Extracted data entries:
====

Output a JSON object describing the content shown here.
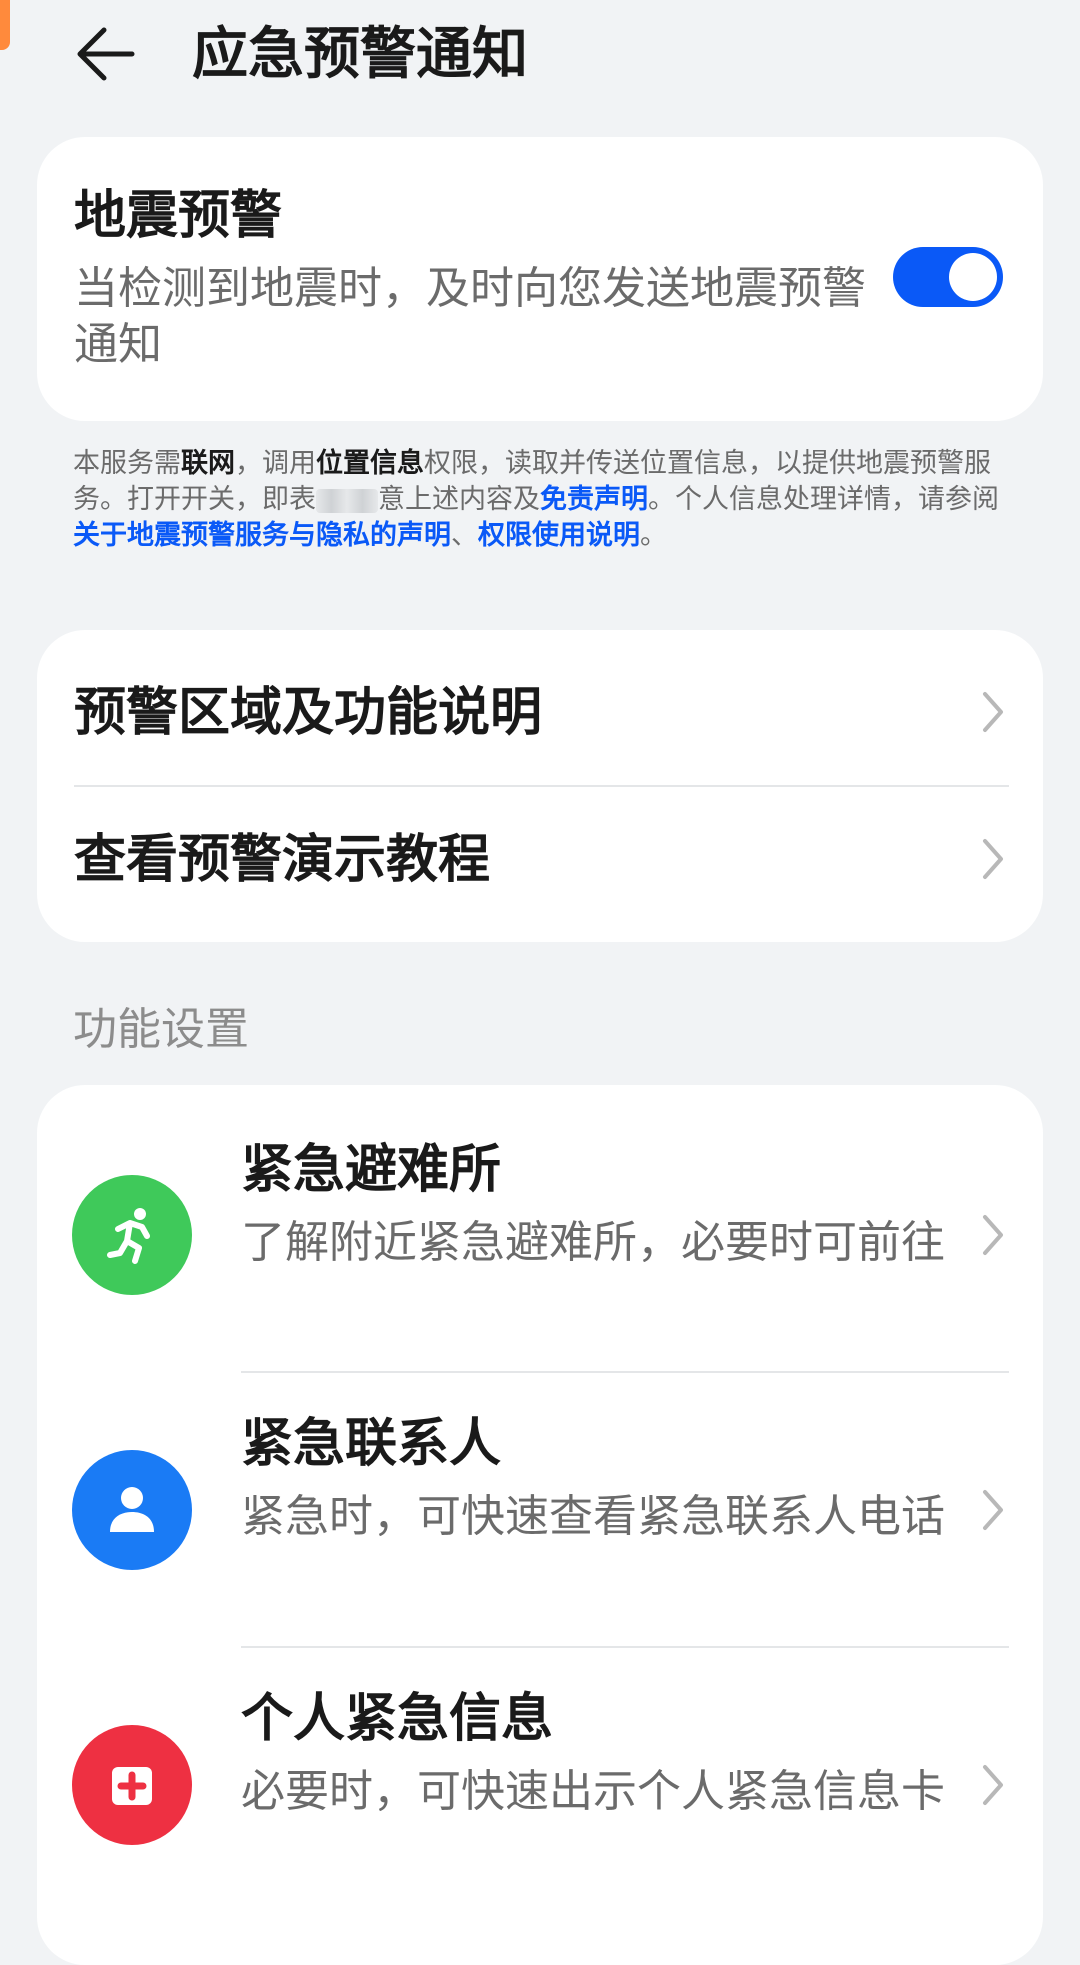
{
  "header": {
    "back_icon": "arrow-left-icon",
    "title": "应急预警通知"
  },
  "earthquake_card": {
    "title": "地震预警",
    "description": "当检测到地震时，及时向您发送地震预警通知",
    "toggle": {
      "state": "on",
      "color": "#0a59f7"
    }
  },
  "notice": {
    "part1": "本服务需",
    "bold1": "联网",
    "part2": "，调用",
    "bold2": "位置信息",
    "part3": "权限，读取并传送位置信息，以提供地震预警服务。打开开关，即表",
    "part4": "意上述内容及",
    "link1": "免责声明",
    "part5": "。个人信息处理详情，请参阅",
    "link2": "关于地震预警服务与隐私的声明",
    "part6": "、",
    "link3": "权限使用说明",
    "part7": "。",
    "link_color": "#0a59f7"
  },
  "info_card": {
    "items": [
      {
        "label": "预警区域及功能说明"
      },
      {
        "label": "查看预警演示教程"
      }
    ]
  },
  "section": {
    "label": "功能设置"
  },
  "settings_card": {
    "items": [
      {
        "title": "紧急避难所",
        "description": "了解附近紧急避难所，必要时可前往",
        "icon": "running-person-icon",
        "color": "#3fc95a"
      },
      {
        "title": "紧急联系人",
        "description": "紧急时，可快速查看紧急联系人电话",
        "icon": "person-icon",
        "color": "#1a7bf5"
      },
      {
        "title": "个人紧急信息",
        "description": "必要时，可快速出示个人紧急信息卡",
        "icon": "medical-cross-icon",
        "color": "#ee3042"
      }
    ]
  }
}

====

## What to produce
Repeat all of the records verbatim, leaving out the pictures.

## Answer for the task
Output a JSON object describing the content shown here.
{
  "header": {
    "back_icon": "arrow-left-icon",
    "title": "应急预警通知"
  },
  "earthquake_card": {
    "title": "地震预警",
    "description": "当检测到地震时，及时向您发送地震预警通知",
    "toggle": {
      "state": "on",
      "color": "#0a59f7"
    }
  },
  "notice": {
    "part1": "本服务需",
    "bold1": "联网",
    "part2": "，调用",
    "bold2": "位置信息",
    "part3": "权限，读取并传送位置信息，以提供地震预警服务。打开开关，即表",
    "part4": "意上述内容及",
    "link1": "免责声明",
    "part5": "。个人信息处理详情，请参阅",
    "link2": "关于地震预警服务与隐私的声明",
    "part6": "、",
    "link3": "权限使用说明",
    "part7": "。",
    "link_color": "#0a59f7"
  },
  "info_card": {
    "items": [
      {
        "label": "预警区域及功能说明"
      },
      {
        "label": "查看预警演示教程"
      }
    ]
  },
  "section": {
    "label": "功能设置"
  },
  "settings_card": {
    "items": [
      {
        "title": "紧急避难所",
        "description": "了解附近紧急避难所，必要时可前往",
        "icon": "running-person-icon",
        "color": "#3fc95a"
      },
      {
        "title": "紧急联系人",
        "description": "紧急时，可快速查看紧急联系人电话",
        "icon": "person-icon",
        "color": "#1a7bf5"
      },
      {
        "title": "个人紧急信息",
        "description": "必要时，可快速出示个人紧急信息卡",
        "icon": "medical-cross-icon",
        "color": "#ee3042"
      }
    ]
  }
}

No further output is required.